_WHAT THE TASK REQUIRES_
Reproduce the lines of the records below word for word, beginning with the first line and ending with the line that contains "643, 628, 661]", with both of those lines included.

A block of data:
....

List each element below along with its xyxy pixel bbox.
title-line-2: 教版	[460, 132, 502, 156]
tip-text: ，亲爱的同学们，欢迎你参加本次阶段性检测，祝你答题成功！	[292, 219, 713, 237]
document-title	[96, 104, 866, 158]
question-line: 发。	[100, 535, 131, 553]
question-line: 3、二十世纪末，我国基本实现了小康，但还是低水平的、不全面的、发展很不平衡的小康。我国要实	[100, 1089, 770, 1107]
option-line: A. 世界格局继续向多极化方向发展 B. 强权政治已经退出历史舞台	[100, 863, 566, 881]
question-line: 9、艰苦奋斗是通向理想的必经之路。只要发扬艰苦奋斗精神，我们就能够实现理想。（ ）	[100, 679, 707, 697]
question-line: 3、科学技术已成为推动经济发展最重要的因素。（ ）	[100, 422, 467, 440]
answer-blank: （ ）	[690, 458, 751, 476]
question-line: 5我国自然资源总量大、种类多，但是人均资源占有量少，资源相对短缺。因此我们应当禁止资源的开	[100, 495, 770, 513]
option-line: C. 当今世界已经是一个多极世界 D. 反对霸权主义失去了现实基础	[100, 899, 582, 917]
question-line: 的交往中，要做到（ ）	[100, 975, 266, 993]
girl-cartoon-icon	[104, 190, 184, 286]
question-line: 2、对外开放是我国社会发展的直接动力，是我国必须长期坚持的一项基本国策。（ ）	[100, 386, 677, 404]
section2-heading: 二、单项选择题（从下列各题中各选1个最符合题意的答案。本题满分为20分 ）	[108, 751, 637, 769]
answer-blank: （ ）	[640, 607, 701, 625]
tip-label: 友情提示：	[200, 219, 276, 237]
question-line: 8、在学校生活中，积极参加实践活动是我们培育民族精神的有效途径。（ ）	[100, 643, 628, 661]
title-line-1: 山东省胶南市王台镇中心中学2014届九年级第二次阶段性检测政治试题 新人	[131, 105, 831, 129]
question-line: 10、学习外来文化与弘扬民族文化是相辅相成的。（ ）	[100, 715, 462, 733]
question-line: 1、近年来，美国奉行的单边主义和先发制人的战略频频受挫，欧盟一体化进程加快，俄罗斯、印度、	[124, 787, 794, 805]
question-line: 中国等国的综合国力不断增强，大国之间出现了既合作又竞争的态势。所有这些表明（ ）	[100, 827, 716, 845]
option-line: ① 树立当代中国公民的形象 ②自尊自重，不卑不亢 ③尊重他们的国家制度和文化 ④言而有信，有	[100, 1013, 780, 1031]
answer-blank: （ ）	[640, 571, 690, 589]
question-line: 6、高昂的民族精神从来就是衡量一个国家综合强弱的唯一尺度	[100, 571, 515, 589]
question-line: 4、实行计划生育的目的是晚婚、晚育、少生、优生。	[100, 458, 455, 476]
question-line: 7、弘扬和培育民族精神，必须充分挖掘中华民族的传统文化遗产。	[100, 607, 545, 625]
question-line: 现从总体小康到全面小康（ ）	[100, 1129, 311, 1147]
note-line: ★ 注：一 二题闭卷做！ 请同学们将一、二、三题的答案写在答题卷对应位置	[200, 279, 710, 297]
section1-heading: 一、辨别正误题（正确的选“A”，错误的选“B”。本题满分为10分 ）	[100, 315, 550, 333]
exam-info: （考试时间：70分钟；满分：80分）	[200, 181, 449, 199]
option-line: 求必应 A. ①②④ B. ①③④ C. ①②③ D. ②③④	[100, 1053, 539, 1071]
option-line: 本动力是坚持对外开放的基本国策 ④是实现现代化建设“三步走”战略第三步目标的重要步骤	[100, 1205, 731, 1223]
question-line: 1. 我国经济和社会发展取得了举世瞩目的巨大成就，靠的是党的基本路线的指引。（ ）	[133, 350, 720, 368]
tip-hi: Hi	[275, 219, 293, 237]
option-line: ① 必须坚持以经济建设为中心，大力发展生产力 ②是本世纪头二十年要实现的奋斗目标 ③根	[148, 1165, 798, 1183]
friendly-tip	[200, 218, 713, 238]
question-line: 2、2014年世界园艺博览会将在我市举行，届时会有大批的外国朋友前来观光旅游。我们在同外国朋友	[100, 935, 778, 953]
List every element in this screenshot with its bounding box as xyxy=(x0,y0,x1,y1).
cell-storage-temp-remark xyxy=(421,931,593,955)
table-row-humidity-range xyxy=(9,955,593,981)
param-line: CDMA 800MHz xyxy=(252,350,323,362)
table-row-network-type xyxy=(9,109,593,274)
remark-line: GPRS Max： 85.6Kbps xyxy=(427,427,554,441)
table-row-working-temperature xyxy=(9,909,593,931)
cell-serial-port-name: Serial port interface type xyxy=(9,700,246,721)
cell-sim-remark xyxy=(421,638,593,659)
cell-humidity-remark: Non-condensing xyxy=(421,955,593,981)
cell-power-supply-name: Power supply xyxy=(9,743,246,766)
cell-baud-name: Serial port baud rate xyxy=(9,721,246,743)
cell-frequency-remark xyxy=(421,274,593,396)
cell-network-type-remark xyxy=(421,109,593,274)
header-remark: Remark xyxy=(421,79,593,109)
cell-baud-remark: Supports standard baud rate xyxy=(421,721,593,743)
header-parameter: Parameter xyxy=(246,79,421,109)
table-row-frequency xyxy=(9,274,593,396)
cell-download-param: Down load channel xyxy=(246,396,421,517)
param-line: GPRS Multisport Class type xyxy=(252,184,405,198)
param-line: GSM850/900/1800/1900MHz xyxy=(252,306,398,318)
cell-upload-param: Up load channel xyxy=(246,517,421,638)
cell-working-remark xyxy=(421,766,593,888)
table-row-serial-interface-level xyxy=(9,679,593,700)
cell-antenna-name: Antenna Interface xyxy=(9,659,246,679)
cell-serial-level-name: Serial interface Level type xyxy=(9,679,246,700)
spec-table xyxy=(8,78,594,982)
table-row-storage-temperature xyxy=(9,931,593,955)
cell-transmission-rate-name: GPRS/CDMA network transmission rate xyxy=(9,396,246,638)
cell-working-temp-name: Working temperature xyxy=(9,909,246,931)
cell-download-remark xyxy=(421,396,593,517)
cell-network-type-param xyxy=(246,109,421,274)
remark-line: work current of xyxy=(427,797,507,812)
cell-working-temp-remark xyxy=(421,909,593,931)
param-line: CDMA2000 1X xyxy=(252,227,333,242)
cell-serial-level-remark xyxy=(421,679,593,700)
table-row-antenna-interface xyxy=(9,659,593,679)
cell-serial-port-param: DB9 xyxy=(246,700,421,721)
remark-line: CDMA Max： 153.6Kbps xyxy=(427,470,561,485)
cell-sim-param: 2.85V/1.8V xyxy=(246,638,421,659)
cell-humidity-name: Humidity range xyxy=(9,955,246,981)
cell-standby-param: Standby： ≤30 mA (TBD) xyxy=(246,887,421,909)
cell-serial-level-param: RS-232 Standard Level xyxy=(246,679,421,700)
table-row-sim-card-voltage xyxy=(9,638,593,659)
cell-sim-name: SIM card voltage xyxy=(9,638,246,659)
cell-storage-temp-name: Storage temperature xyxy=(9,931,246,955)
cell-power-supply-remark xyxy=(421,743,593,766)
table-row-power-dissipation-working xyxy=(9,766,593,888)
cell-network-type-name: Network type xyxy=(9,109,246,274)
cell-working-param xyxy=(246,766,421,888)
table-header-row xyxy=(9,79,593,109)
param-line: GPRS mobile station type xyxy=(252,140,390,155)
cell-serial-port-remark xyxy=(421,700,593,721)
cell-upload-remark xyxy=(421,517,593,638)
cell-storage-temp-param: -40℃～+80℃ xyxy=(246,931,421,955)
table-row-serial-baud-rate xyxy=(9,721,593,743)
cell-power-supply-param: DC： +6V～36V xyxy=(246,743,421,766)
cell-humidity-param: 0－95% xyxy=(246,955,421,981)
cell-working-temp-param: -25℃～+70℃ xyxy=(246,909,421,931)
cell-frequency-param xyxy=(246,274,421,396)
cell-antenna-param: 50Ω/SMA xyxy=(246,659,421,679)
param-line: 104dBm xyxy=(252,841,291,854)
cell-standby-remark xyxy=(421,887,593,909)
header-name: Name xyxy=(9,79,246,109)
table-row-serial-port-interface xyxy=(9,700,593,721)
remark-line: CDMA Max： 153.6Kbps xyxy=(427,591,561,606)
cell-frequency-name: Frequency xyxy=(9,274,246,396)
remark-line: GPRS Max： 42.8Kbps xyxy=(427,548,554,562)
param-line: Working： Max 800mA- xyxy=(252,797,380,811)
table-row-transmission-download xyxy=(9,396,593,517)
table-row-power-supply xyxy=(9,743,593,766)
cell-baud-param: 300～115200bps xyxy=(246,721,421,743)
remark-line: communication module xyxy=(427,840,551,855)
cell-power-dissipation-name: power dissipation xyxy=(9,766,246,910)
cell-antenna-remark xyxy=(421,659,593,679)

....

_RESULT FOR THIS TASK_
List each element below along with its xyxy pixel bbox.
title-line-2: 教版	[460, 132, 502, 156]
tip-text: ，亲爱的同学们，欢迎你参加本次阶段性检测，祝你答题成功！	[292, 219, 713, 237]
document-title	[96, 104, 866, 158]
question-line: 发。	[100, 535, 131, 553]
question-line: 3、二十世纪末，我国基本实现了小康，但还是低水平的、不全面的、发展很不平衡的小康。我国要实	[100, 1089, 770, 1107]
option-line: A. 世界格局继续向多极化方向发展 B. 强权政治已经退出历史舞台	[100, 863, 566, 881]
question-line: 9、艰苦奋斗是通向理想的必经之路。只要发扬艰苦奋斗精神，我们就能够实现理想。（ ）	[100, 679, 707, 697]
question-line: 3、科学技术已成为推动经济发展最重要的因素。（ ）	[100, 422, 467, 440]
answer-blank: （ ）	[690, 458, 751, 476]
question-line: 5我国自然资源总量大、种类多，但是人均资源占有量少，资源相对短缺。因此我们应当禁止资源的开	[100, 495, 770, 513]
option-line: C. 当今世界已经是一个多极世界 D. 反对霸权主义失去了现实基础	[100, 899, 582, 917]
question-line: 的交往中，要做到（ ）	[100, 975, 266, 993]
girl-cartoon-icon	[104, 190, 184, 286]
question-line: 2、对外开放是我国社会发展的直接动力，是我国必须长期坚持的一项基本国策。（ ）	[100, 386, 677, 404]
section2-heading: 二、单项选择题（从下列各题中各选1个最符合题意的答案。本题满分为20分 ）	[108, 751, 637, 769]
answer-blank: （ ）	[640, 607, 701, 625]
tip-label: 友情提示：	[200, 219, 276, 237]
question-line: 8、在学校生活中，积极参加实践活动是我们培育民族精神的有效途径。（ ）	[100, 643, 628, 661]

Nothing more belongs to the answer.